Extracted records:
====
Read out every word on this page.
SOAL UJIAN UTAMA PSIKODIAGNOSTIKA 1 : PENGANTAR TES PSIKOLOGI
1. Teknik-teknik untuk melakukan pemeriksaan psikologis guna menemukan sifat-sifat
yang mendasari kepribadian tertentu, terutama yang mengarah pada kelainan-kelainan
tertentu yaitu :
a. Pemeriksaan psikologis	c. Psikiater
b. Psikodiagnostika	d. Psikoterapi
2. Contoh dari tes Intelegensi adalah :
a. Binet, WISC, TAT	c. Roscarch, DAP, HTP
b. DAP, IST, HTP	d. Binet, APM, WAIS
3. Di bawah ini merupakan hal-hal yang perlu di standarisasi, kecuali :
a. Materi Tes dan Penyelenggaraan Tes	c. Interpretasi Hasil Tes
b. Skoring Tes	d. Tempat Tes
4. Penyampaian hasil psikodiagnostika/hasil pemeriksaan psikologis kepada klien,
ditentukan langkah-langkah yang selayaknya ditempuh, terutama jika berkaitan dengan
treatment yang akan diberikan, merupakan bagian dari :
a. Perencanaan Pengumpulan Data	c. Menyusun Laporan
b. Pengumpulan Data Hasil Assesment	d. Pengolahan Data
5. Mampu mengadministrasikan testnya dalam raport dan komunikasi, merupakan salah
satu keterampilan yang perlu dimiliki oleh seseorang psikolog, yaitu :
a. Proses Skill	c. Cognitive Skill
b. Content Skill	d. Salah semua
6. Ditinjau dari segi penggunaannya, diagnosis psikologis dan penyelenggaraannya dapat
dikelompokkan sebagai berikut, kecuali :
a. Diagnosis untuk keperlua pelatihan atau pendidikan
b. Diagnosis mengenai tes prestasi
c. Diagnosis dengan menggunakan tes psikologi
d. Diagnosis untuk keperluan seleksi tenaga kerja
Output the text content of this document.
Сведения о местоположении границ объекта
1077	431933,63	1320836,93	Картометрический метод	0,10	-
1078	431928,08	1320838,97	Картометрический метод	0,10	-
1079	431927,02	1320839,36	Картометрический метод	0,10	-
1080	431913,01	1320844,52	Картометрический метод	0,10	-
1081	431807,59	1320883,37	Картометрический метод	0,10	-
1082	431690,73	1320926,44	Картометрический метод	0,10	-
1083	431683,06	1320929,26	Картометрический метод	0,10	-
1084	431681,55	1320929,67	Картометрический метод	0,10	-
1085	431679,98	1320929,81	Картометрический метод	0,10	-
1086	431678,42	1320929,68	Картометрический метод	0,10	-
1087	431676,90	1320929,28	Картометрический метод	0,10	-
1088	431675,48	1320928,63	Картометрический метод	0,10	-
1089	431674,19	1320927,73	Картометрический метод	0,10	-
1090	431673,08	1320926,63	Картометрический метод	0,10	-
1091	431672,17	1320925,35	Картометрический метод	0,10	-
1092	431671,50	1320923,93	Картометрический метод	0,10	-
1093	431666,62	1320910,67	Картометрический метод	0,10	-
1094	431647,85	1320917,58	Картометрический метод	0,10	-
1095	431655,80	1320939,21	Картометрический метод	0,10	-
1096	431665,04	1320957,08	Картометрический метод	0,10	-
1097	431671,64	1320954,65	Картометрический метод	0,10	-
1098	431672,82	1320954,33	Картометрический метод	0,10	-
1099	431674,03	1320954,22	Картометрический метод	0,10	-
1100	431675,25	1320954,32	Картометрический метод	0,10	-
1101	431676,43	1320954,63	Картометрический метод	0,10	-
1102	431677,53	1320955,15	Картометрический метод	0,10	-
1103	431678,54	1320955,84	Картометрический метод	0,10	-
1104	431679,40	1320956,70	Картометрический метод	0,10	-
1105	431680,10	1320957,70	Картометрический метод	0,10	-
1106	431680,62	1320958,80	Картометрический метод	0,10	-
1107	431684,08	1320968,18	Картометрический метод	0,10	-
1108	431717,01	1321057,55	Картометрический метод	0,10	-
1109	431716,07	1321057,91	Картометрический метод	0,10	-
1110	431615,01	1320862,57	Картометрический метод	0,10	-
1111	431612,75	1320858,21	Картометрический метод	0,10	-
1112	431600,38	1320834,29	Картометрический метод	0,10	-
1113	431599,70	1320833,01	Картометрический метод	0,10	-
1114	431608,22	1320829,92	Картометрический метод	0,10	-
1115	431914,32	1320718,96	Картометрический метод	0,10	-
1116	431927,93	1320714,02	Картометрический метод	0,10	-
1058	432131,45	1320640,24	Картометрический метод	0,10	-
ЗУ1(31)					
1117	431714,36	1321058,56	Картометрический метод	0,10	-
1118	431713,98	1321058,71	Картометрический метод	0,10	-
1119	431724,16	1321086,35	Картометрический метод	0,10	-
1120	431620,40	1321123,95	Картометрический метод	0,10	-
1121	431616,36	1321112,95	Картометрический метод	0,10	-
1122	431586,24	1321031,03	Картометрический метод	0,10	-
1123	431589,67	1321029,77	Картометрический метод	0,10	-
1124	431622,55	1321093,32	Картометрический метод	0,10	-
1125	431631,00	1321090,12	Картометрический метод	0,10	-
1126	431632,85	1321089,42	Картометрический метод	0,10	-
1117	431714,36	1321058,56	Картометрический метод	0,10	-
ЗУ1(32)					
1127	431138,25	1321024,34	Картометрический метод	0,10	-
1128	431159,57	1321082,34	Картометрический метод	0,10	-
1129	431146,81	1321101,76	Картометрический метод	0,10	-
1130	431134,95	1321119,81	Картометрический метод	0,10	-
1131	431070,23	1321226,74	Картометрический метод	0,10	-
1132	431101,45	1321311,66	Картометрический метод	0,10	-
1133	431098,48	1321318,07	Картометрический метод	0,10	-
====
What you should do - In the records above, find the lines containing "dengan" and copy them.

Output for this exercise -
ditentukan langkah-langkah yang selayaknya ditempuh, terutama jika berkaitan dengan
c. Diagnosis dengan menggunakan tes psikologi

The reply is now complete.